The Prince George’s County Council unanimously approved legislation Tuesday that will ensure local law enforcement doesn’t work alongside Immigration and Customs Enforcement (ICE) agents to detain residents for non-criminal incidents.
Dozens of residents, community leaders and other supporters of the act held signs that simply said, “Yes to CB-62.”
“Hopefully, we can spread the message to provide this kind of legislation throughout the state,” said Councilwoman Deni Taveras (D-District 2) of Adelphi, who sponsored the legislation. “We need to stress the urgency with which to send a comforting message that shows it’s OK to work with the government.”
Part of the legislation states: “No agent or agency may require persons to prove their citizenship status, country of origin, or information related to their immigration status in the United States. Agents may not request identification for the sole purpose of determining a person’s immigration status.”
Before the council voted 11-0, several people told short stories on how it would bring distrust with police.
Jorge Benitez-Perez of Chillum immigrated to the United States 15 years ago as a 5-year-old boy from El Salvador with his younger brother and mother, Maria Perez, who left an abusive husband.

Saved data entries
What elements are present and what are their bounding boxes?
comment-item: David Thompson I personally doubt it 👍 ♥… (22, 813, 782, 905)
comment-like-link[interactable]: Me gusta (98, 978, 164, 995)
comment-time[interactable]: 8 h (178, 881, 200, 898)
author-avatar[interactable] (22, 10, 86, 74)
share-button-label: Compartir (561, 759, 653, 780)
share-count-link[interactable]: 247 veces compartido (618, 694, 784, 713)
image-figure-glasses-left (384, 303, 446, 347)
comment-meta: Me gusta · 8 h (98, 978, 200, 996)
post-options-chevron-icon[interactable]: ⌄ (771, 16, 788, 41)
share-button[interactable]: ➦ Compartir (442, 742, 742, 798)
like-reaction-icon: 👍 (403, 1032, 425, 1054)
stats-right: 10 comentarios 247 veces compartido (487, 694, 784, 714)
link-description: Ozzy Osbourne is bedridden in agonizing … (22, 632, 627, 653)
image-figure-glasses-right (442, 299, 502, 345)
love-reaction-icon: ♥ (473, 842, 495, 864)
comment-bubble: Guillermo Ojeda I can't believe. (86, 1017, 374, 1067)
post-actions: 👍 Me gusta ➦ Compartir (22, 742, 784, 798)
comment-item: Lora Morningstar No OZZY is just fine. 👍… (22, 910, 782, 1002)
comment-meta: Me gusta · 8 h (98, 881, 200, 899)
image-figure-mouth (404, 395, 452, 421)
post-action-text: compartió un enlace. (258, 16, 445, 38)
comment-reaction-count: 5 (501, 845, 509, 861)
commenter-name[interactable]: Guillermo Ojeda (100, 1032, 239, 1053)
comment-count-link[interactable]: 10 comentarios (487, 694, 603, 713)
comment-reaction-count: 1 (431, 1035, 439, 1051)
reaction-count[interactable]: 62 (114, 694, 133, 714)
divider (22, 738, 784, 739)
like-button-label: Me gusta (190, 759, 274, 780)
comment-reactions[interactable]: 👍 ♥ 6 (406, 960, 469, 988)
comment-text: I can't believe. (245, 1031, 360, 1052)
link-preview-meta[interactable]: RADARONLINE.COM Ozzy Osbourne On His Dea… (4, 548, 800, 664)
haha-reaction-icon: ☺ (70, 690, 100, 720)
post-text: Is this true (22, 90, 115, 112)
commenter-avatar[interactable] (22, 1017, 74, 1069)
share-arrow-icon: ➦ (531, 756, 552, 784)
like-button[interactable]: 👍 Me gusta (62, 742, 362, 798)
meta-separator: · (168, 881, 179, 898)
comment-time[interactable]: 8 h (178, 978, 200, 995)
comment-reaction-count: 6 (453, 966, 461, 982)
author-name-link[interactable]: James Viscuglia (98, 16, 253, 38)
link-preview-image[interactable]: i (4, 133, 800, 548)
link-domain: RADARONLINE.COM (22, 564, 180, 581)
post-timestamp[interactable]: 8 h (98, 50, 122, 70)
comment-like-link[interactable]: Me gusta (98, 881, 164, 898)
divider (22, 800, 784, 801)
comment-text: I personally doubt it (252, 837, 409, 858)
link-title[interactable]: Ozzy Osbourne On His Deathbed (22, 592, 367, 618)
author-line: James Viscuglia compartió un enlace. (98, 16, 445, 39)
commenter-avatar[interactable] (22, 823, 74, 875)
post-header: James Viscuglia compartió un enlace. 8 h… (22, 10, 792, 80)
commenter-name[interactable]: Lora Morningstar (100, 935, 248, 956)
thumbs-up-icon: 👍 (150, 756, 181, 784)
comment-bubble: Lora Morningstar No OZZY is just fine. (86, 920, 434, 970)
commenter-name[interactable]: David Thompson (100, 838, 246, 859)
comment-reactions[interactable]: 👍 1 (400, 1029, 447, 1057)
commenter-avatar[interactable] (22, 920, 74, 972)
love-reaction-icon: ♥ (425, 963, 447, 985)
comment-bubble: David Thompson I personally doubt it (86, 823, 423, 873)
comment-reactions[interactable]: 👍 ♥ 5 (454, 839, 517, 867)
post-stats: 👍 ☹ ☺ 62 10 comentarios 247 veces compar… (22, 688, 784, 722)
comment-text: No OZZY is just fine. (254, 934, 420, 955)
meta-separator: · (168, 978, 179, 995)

• [WORK TASK A]:
Duplicate the passage of the county council article starting at "Part of the" and ending at "distrust with police.".
• [WORK TASK B]:
In the county council article, what was the vote count when the council approved the legislation?
These records were drawn from a separate source.

• [WRITTEN RESPONSE A]:
Part of the legislation states: “No agent or agency may require persons to prove their citizenship status, country of origin, or information related to their immigration status in the United States. Agents may not request identification for the sole purpose of determining a person’s immigration status.”
Before the council voted 11-0, several people told short stories on how it would bring distrust with police.

• [WRITTEN RESPONSE B]:
11-0